▶ WHAT IS NEEDED: Reproduce this listing in full.

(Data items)
════════════════════
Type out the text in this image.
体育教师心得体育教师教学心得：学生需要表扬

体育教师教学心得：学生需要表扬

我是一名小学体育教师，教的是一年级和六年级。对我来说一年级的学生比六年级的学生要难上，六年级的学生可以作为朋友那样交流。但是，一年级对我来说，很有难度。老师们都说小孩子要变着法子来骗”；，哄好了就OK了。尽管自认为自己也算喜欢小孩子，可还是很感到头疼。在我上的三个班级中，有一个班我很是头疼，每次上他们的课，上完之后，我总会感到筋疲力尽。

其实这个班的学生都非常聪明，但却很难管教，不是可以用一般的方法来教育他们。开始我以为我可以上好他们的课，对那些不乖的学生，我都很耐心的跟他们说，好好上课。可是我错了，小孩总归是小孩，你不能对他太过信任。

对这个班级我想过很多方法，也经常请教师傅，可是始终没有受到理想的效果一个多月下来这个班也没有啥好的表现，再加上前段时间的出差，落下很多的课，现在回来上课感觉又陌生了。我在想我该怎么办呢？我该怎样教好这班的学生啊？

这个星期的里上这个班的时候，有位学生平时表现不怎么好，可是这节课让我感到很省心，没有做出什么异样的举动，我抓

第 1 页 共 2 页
════════════════════
▶ FINISHED TASK:
Type out the text in this image.
体育教师心得体育教师教学心得：学生需要表扬

体育教师教学心得：学生需要表扬

我是一名小学体育教师，教的是一年级和六年级。对我来说一年级的学生比六年级的学生要难上，六年级的学生可以作为朋友那样交流。但是，一年级对我来说，很有难度。老师们都说小孩子要变着法子来骗”；，哄好了就OK了。尽管自认为自己也算喜欢小孩子，可还是很感到头疼。在我上的三个班级中，有一个班我很是头疼，每次上他们的课，上完之后，我总会感到筋疲力尽。

其实这个班的学生都非常聪明，但却很难管教，不是可以用一般的方法来教育他们。开始我以为我可以上好他们的课，对那些不乖的学生，我都很耐心的跟他们说，好好上课。可是我错了，小孩总归是小孩，你不能对他太过信任。

对这个班级我想过很多方法，也经常请教师傅，可是始终没有受到理想的效果一个多月下来这个班也没有啥好的表现，再加上前段时间的出差，落下很多的课，现在回来上课感觉又陌生了。我在想我该怎么办呢？我该怎样教好这班的学生啊？

这个星期的里上这个班的时候，有位学生平时表现不怎么好，可是这节课让我感到很省心，没有做出什么异样的举动，我抓

第 1 页 共 2 页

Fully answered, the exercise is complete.